Copy every line of the material below word for word.

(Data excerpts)
====================
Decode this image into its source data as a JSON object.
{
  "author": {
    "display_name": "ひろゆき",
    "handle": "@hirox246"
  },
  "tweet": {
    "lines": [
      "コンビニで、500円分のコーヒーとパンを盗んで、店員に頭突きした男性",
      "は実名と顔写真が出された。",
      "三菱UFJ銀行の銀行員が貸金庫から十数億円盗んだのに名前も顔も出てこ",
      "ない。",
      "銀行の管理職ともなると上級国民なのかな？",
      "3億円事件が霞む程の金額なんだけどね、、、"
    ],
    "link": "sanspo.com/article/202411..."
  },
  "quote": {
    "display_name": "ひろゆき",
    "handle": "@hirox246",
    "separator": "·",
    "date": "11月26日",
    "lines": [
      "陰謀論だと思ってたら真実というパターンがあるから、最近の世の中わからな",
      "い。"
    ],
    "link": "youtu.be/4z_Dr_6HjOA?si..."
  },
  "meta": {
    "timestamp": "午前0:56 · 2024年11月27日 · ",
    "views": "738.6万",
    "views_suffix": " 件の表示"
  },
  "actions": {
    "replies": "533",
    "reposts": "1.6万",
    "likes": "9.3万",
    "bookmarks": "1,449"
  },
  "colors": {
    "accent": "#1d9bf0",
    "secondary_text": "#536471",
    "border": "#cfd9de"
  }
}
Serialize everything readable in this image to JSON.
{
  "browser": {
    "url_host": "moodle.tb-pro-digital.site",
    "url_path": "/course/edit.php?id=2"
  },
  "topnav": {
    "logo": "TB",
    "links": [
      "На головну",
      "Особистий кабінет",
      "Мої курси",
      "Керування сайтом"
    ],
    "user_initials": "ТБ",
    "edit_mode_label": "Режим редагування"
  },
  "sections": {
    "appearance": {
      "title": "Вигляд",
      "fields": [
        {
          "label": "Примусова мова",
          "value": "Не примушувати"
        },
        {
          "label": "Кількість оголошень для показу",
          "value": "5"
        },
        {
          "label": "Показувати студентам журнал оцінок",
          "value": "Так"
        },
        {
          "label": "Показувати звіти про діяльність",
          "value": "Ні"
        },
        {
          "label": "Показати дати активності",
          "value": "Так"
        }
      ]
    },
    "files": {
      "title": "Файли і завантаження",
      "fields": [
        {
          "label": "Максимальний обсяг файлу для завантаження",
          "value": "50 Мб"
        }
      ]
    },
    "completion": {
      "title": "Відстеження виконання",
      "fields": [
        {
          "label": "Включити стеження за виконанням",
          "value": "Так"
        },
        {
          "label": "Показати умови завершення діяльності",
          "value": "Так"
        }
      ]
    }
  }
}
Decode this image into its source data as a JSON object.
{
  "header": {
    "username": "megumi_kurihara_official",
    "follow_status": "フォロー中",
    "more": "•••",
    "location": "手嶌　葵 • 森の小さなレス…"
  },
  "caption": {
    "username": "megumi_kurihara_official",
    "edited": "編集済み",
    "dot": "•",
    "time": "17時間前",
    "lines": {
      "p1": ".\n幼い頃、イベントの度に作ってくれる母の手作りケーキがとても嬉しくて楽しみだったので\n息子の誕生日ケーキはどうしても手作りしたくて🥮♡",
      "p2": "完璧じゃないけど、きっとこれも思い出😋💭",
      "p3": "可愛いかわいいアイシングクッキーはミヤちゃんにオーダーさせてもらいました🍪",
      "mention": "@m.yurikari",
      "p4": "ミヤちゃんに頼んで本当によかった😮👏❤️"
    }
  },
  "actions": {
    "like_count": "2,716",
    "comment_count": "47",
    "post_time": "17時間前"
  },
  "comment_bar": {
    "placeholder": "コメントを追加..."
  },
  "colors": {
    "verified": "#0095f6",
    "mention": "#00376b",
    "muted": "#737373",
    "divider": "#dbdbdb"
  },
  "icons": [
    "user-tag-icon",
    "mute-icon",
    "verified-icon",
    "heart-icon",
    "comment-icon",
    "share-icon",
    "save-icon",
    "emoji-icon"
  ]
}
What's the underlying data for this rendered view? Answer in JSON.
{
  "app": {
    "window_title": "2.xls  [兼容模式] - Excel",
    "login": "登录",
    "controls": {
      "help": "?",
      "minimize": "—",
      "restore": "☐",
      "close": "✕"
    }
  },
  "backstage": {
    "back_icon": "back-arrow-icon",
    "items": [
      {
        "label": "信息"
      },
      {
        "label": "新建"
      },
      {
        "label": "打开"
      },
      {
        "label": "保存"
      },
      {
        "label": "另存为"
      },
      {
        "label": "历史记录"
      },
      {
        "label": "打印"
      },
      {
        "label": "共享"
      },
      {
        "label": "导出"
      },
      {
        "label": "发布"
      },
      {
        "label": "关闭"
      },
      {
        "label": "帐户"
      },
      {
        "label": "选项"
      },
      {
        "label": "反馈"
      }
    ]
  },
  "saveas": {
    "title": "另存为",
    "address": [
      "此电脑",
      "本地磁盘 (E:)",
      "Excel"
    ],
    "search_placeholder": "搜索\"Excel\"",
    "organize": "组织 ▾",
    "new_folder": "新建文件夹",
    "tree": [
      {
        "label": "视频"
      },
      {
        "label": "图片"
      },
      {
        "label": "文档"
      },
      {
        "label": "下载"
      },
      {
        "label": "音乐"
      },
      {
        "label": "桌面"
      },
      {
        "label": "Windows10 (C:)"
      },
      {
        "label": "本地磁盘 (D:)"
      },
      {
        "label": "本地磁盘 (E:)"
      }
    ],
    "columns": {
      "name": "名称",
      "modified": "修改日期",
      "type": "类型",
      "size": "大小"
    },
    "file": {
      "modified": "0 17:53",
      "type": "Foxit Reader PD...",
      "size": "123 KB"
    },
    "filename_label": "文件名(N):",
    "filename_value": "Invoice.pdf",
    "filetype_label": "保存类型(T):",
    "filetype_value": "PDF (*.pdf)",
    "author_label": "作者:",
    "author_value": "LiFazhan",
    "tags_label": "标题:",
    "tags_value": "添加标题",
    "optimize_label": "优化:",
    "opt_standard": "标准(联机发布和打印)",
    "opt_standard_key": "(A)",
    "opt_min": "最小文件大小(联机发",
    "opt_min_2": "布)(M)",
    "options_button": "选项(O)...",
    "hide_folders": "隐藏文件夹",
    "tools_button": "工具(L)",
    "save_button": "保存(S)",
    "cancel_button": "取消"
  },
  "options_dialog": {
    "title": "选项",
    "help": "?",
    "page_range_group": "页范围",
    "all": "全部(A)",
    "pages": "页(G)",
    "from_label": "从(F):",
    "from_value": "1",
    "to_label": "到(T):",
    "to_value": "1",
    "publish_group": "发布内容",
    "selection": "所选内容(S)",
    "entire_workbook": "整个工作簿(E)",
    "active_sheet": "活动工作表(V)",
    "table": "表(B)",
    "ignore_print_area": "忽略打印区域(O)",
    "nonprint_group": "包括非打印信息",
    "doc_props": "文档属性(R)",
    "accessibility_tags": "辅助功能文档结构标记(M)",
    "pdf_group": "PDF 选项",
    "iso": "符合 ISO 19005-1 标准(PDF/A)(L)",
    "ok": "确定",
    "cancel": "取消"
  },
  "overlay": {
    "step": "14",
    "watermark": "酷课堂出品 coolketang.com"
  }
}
====================
Completed exercise –
Decode this image into its source data as a JSON object.
{
  "author": {
    "display_name": "ひろゆき",
    "handle": "@hirox246"
  },
  "tweet": {
    "lines": [
      "コンビニで、500円分のコーヒーとパンを盗んで、店員に頭突きした男性",
      "は実名と顔写真が出された。",
      "三菱UFJ銀行の銀行員が貸金庫から十数億円盗んだのに名前も顔も出てこ",
      "ない。",
      "銀行の管理職ともなると上級国民なのかな？",
      "3億円事件が霞む程の金額なんだけどね、、、"
    ],
    "link": "sanspo.com/article/202411..."
  },
  "quote": {
    "display_name": "ひろゆき",
    "handle": "@hirox246",
    "separator": "·",
    "date": "11月26日",
    "lines": [
      "陰謀論だと思ってたら真実というパターンがあるから、最近の世の中わからな",
      "い。"
    ],
    "link": "youtu.be/4z_Dr_6HjOA?si..."
  },
  "meta": {
    "timestamp": "午前0:56 · 2024年11月27日 · ",
    "views": "738.6万",
    "views_suffix": " 件の表示"
  },
  "actions": {
    "replies": "533",
    "reposts": "1.6万",
    "likes": "9.3万",
    "bookmarks": "1,449"
  },
  "colors": {
    "accent": "#1d9bf0",
    "secondary_text": "#536471",
    "border": "#cfd9de"
  }
}
Serialize everything readable in this image to JSON.
{
  "browser": {
    "url_host": "moodle.tb-pro-digital.site",
    "url_path": "/course/edit.php?id=2"
  },
  "topnav": {
    "logo": "TB",
    "links": [
      "На головну",
      "Особистий кабінет",
      "Мої курси",
      "Керування сайтом"
    ],
    "user_initials": "ТБ",
    "edit_mode_label": "Режим редагування"
  },
  "sections": {
    "appearance": {
      "title": "Вигляд",
      "fields": [
        {
          "label": "Примусова мова",
          "value": "Не примушувати"
        },
        {
          "label": "Кількість оголошень для показу",
          "value": "5"
        },
        {
          "label": "Показувати студентам журнал оцінок",
          "value": "Так"
        },
        {
          "label": "Показувати звіти про діяльність",
          "value": "Ні"
        },
        {
          "label": "Показати дати активності",
          "value": "Так"
        }
      ]
    },
    "files": {
      "title": "Файли і завантаження",
      "fields": [
        {
          "label": "Максимальний обсяг файлу для завантаження",
          "value": "50 Мб"
        }
      ]
    },
    "completion": {
      "title": "Відстеження виконання",
      "fields": [
        {
          "label": "Включити стеження за виконанням",
          "value": "Так"
        },
        {
          "label": "Показати умови завершення діяльності",
          "value": "Так"
        }
      ]
    }
  }
}
Decode this image into its source data as a JSON object.
{
  "header": {
    "username": "megumi_kurihara_official",
    "follow_status": "フォロー中",
    "more": "•••",
    "location": "手嶌　葵 • 森の小さなレス…"
  },
  "caption": {
    "username": "megumi_kurihara_official",
    "edited": "編集済み",
    "dot": "•",
    "time": "17時間前",
    "lines": {
      "p1": ".\n幼い頃、イベントの度に作ってくれる母の手作りケーキがとても嬉しくて楽しみだったので\n息子の誕生日ケーキはどうしても手作りしたくて🥮♡",
      "p2": "完璧じゃないけど、きっとこれも思い出😋💭",
      "p3": "可愛いかわいいアイシングクッキーはミヤちゃんにオーダーさせてもらいました🍪",
      "mention": "@m.yurikari",
      "p4": "ミヤちゃんに頼んで本当によかった😮👏❤️"
    }
  },
  "actions": {
    "like_count": "2,716",
    "comment_count": "47",
    "post_time": "17時間前"
  },
  "comment_bar": {
    "placeholder": "コメントを追加..."
  },
  "colors": {
    "verified": "#0095f6",
    "mention": "#00376b",
    "muted": "#737373",
    "divider": "#dbdbdb"
  },
  "icons": [
    "user-tag-icon",
    "mute-icon",
    "verified-icon",
    "heart-icon",
    "comment-icon",
    "share-icon",
    "save-icon",
    "emoji-icon"
  ]
}
What's the underlying data for this rendered view? Answer in JSON.
{
  "app": {
    "window_title": "2.xls  [兼容模式] - Excel",
    "login": "登录",
    "controls": {
      "help": "?",
      "minimize": "—",
      "restore": "☐",
      "close": "✕"
    }
  },
  "backstage": {
    "back_icon": "back-arrow-icon",
    "items": [
      {
        "label": "信息"
      },
      {
        "label": "新建"
      },
      {
        "label": "打开"
      },
      {
        "label": "保存"
      },
      {
        "label": "另存为"
      },
      {
        "label": "历史记录"
      },
      {
        "label": "打印"
      },
      {
        "label": "共享"
      },
      {
        "label": "导出"
      },
      {
        "label": "发布"
      },
      {
        "label": "关闭"
      },
      {
        "label": "帐户"
      },
      {
        "label": "选项"
      },
      {
        "label": "反馈"
      }
    ]
  },
  "saveas": {
    "title": "另存为",
    "address": [
      "此电脑",
      "本地磁盘 (E:)",
      "Excel"
    ],
    "search_placeholder": "搜索\"Excel\"",
    "organize": "组织 ▾",
    "new_folder": "新建文件夹",
    "tree": [
      {
        "label": "视频"
      },
      {
        "label": "图片"
      },
      {
        "label": "文档"
      },
      {
        "label": "下载"
      },
      {
        "label": "音乐"
      },
      {
        "label": "桌面"
      },
      {
        "label": "Windows10 (C:)"
      },
      {
        "label": "本地磁盘 (D:)"
      },
      {
        "label": "本地磁盘 (E:)"
      }
    ],
    "columns": {
      "name": "名称",
      "modified": "修改日期",
      "type": "类型",
      "size": "大小"
    },
    "file": {
      "modified": "0 17:53",
      "type": "Foxit Reader PD...",
      "size": "123 KB"
    },
    "filename_label": "文件名(N):",
    "filename_value": "Invoice.pdf",
    "filetype_label": "保存类型(T):",
    "filetype_value": "PDF (*.pdf)",
    "author_label": "作者:",
    "author_value": "LiFazhan",
    "tags_label": "标题:",
    "tags_value": "添加标题",
    "optimize_label": "优化:",
    "opt_standard": "标准(联机发布和打印)",
    "opt_standard_key": "(A)",
    "opt_min": "最小文件大小(联机发",
    "opt_min_2": "布)(M)",
    "options_button": "选项(O)...",
    "hide_folders": "隐藏文件夹",
    "tools_button": "工具(L)",
    "save_button": "保存(S)",
    "cancel_button": "取消"
  },
  "options_dialog": {
    "title": "选项",
    "help": "?",
    "page_range_group": "页范围",
    "all": "全部(A)",
    "pages": "页(G)",
    "from_label": "从(F):",
    "from_value": "1",
    "to_label": "到(T):",
    "to_value": "1",
    "publish_group": "发布内容",
    "selection": "所选内容(S)",
    "entire_workbook": "整个工作簿(E)",
    "active_sheet": "活动工作表(V)",
    "table": "表(B)",
    "ignore_print_area": "忽略打印区域(O)",
    "nonprint_group": "包括非打印信息",
    "doc_props": "文档属性(R)",
    "accessibility_tags": "辅助功能文档结构标记(M)",
    "pdf_group": "PDF 选项",
    "iso": "符合 ISO 19005-1 标准(PDF/A)(L)",
    "ok": "确定",
    "cancel": "取消"
  },
  "overlay": {
    "step": "14",
    "watermark": "酷课堂出品 coolketang.com"
  }
}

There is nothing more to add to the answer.